>> Start
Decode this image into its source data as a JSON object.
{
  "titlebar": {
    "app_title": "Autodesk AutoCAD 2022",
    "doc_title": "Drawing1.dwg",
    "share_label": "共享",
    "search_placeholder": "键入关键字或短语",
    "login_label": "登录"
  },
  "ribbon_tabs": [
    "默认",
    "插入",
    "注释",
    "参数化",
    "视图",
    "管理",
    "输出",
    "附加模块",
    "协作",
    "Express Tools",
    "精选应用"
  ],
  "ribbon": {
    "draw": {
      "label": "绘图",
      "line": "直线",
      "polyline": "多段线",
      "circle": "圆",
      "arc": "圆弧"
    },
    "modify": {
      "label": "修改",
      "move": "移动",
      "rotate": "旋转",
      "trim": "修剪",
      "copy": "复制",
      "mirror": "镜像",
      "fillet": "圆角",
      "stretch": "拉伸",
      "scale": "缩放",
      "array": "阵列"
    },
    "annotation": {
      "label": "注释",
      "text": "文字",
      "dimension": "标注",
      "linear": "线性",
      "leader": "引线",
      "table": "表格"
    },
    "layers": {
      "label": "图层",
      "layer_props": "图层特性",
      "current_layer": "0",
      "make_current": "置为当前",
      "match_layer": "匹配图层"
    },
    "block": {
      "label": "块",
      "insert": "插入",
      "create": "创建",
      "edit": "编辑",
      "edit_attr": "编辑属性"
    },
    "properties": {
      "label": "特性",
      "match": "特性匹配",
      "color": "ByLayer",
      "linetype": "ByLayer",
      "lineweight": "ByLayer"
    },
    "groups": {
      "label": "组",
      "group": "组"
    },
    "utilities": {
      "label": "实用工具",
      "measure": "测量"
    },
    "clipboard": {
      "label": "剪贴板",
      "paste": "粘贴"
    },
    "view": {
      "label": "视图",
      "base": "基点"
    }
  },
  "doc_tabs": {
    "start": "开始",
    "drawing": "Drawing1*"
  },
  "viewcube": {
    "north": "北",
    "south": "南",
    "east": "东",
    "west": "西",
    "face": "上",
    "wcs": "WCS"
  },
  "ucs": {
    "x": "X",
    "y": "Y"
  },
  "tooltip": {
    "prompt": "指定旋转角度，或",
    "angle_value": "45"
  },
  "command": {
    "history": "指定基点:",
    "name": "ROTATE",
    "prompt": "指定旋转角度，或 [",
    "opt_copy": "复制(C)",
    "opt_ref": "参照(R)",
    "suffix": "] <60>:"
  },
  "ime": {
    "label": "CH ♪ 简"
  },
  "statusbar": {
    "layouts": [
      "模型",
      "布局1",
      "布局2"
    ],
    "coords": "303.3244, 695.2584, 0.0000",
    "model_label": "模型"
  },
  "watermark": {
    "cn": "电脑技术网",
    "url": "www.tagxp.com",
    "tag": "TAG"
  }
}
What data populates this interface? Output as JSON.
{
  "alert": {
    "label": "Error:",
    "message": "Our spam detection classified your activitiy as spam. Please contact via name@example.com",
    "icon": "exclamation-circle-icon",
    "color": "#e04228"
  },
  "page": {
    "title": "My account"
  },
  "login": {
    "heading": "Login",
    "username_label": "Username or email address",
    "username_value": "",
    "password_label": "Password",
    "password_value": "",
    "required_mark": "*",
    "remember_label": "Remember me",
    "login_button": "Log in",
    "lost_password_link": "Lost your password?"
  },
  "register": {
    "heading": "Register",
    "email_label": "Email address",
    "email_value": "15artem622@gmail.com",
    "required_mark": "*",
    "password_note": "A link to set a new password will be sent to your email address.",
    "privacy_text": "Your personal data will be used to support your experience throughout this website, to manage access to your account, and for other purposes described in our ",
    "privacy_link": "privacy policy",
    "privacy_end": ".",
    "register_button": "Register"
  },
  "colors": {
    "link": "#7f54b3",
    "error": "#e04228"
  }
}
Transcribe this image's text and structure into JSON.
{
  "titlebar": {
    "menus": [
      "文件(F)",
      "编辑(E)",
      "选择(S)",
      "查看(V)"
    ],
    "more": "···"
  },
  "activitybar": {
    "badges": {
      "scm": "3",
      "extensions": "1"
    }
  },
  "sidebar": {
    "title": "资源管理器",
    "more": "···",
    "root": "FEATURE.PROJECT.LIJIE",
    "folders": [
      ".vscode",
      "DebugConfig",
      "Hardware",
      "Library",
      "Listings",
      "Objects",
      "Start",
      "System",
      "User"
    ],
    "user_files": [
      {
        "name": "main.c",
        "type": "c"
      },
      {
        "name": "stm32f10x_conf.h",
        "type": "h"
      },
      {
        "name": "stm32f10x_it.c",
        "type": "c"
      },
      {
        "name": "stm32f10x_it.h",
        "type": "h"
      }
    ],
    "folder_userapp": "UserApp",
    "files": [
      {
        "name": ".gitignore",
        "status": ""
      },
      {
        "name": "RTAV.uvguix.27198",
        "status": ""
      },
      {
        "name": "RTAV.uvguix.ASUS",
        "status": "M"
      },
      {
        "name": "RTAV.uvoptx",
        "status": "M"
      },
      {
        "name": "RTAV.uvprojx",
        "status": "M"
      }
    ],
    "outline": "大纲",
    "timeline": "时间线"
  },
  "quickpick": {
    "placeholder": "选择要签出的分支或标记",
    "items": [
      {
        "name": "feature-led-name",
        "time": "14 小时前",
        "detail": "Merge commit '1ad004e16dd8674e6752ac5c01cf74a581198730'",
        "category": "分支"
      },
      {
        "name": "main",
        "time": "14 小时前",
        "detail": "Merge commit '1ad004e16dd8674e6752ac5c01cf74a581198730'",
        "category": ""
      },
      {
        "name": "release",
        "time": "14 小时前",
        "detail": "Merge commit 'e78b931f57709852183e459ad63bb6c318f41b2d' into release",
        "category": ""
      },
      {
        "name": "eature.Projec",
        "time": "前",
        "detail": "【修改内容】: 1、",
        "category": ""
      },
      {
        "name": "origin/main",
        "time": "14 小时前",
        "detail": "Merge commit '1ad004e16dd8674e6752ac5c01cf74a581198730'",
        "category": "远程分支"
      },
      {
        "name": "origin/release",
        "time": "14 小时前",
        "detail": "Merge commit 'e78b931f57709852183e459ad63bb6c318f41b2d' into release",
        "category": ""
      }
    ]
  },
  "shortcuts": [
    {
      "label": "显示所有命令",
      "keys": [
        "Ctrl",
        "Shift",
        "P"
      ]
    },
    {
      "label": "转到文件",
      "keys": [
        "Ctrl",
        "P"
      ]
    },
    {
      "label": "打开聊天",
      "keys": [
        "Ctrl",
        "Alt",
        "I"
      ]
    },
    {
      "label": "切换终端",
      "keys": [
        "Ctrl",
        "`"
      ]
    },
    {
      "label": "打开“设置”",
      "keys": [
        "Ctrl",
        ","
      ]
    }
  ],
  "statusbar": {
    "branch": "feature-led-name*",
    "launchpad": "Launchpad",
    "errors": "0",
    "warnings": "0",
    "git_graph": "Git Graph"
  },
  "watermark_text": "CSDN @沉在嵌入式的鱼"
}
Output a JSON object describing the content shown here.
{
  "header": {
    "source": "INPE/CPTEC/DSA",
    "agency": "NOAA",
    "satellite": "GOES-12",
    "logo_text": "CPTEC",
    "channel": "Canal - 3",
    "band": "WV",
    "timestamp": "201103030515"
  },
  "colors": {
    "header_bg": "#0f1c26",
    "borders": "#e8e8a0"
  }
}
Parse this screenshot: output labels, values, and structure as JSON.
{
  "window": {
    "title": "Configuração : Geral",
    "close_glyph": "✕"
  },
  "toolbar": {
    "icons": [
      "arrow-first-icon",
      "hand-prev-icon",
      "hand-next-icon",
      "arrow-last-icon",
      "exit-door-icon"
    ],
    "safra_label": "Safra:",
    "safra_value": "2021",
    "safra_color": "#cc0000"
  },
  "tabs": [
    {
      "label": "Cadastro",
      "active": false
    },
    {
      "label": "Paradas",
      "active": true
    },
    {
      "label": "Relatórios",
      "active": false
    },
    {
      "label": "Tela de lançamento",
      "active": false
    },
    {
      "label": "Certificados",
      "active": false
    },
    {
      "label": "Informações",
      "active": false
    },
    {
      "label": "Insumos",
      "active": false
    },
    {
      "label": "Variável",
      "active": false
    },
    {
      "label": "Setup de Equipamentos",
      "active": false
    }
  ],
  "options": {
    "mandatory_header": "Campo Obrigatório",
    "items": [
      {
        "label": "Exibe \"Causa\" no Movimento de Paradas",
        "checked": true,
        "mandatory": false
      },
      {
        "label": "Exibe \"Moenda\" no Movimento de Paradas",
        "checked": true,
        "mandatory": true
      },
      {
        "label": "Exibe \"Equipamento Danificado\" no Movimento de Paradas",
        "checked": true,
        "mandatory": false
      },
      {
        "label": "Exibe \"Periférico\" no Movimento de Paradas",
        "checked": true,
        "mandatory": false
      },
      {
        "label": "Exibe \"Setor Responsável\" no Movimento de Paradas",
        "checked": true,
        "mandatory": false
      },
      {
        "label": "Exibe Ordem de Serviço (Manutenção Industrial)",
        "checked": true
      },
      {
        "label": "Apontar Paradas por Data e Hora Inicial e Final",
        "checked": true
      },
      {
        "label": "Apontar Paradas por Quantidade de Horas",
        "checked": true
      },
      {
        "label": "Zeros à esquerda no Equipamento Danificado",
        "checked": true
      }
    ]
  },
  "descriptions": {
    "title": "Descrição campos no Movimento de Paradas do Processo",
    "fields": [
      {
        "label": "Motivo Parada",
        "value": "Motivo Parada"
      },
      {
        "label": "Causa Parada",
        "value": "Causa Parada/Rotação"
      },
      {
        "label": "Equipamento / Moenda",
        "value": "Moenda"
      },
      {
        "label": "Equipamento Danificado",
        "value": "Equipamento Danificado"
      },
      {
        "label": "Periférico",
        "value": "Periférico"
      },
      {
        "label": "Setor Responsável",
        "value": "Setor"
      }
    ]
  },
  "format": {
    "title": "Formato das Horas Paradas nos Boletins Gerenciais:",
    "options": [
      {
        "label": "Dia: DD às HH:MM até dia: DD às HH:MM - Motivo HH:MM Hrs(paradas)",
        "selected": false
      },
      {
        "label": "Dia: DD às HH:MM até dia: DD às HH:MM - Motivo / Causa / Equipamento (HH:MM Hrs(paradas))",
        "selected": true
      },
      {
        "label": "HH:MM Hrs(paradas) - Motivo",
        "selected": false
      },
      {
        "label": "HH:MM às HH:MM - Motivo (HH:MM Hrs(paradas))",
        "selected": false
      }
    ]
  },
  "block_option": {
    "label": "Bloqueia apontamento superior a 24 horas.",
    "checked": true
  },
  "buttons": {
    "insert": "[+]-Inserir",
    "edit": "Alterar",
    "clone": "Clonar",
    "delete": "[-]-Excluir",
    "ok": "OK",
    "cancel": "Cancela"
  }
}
>> End
Scan the material for lines with the word "address", and copy each line you find.

→ Exercise output
    "username_label": "Username or email address",
    "email_label": "Email address",
    "password_note": "A link to set a new password will be sent to your email address.",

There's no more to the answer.